::: RECORDS SHOWN

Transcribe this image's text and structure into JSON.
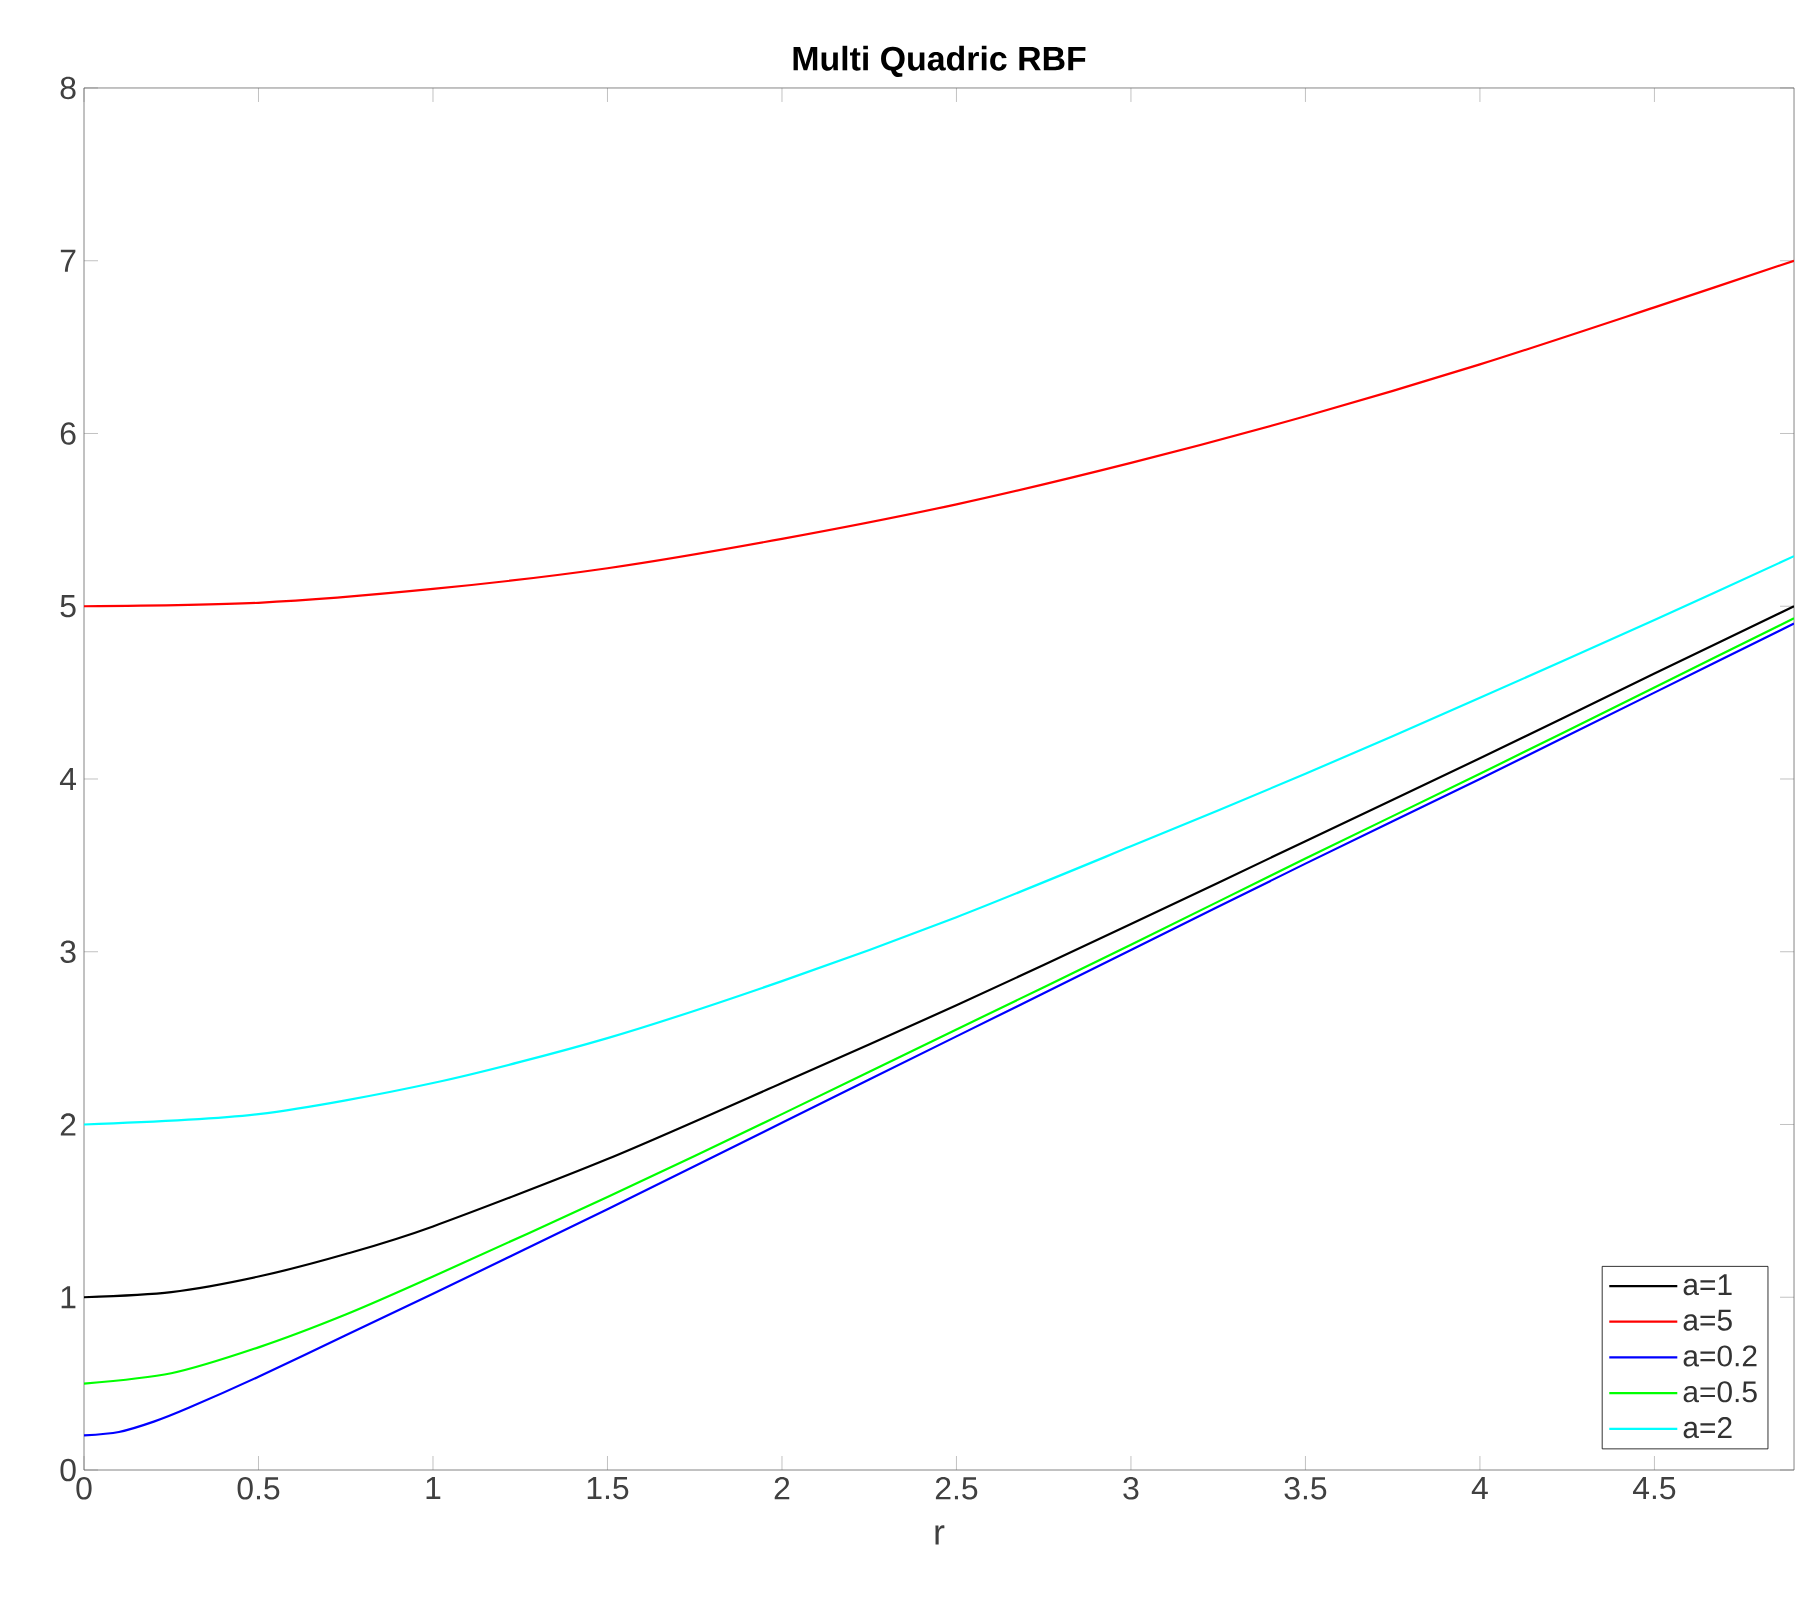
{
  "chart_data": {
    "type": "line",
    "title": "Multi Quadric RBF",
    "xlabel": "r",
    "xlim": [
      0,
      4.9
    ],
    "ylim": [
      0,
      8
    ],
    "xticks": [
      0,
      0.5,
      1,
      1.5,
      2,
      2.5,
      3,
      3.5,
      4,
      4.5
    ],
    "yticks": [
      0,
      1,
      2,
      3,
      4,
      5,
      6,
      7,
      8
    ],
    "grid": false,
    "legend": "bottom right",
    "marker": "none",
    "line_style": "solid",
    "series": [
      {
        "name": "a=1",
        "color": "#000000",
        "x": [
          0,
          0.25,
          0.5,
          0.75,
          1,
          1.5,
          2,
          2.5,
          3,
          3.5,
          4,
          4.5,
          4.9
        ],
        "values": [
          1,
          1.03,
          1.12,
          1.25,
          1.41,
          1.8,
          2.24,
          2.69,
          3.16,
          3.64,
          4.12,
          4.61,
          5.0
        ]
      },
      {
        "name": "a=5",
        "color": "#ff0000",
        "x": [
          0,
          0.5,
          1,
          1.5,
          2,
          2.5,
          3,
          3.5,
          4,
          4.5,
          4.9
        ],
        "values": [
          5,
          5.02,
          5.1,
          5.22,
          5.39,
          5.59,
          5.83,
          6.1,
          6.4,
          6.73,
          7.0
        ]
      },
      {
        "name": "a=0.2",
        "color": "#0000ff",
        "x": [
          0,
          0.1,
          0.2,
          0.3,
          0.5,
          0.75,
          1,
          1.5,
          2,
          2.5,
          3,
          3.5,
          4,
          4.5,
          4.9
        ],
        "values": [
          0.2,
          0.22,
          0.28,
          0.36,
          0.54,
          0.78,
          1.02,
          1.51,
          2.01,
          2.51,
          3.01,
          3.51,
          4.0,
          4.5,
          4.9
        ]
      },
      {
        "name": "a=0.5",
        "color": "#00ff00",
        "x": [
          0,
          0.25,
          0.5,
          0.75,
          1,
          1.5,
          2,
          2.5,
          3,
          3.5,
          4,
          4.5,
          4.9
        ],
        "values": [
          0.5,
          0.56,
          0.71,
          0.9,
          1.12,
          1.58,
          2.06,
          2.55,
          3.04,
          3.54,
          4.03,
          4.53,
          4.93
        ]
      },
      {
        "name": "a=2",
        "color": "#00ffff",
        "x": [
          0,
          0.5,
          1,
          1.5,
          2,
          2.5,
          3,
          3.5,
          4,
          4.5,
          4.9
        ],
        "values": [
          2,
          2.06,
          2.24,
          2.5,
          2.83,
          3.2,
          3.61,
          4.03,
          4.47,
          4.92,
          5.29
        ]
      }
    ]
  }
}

::::::
::: RECORDS SHOWN

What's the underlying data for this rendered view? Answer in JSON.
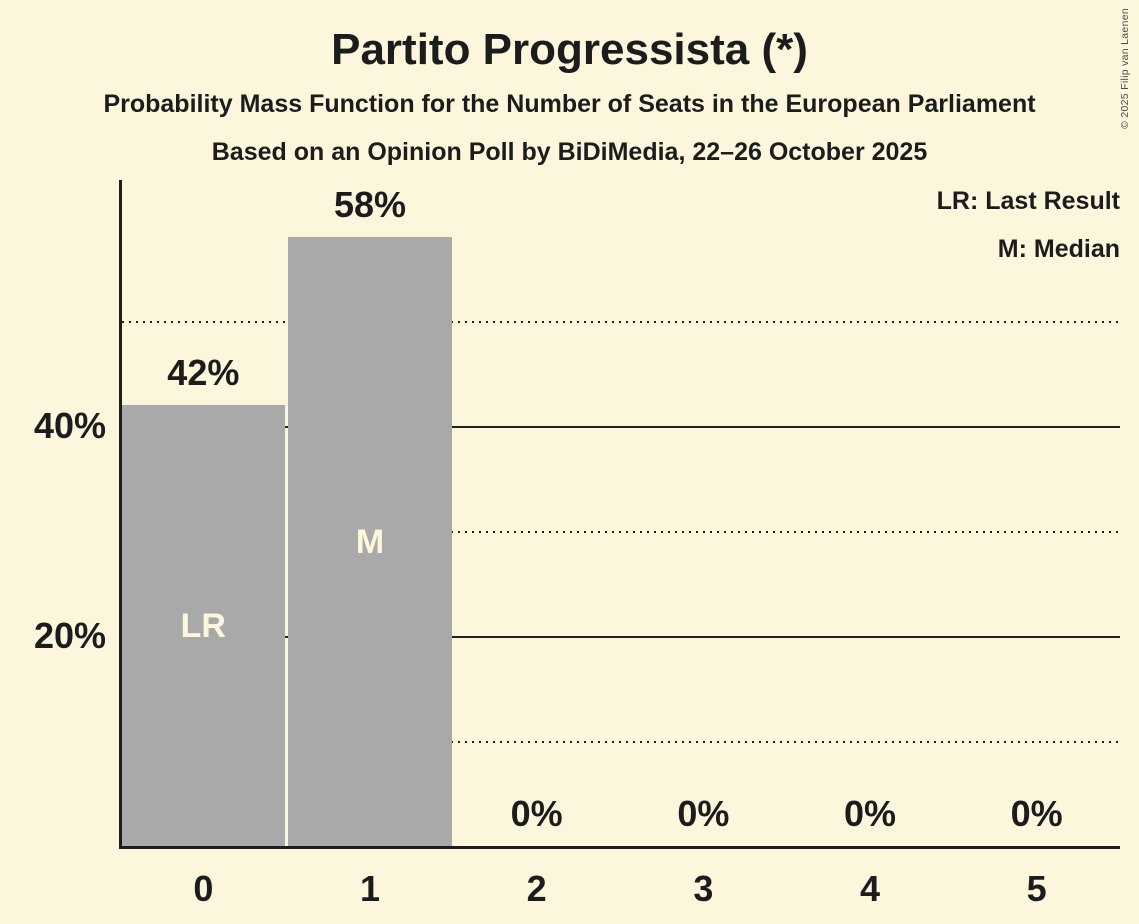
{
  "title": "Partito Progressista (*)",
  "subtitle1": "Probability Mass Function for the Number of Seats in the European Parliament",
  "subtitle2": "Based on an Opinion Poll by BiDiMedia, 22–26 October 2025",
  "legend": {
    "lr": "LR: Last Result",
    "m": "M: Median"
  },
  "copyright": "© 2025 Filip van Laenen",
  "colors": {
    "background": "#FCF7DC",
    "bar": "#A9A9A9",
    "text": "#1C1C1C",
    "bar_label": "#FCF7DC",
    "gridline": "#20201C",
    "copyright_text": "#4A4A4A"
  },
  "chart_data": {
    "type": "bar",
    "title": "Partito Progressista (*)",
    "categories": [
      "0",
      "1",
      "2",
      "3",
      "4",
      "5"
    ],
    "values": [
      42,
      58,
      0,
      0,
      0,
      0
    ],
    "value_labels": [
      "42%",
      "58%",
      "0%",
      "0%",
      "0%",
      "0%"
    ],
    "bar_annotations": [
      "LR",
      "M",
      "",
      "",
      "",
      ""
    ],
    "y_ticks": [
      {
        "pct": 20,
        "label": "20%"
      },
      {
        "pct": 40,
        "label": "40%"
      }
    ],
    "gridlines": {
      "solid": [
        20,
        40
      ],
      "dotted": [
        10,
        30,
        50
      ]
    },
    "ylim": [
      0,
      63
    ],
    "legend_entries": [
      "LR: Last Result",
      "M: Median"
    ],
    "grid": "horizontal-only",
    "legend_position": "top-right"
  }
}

::::::

• [THE REQUEST] Look through the entries and find each line that has the string "name". Copy those lines.

• [RESPONSE]
        "name": "a=1",
        "name": "a=5",
        "name": "a=0.2",
        "name": "a=0.5",
        "name": "a=2",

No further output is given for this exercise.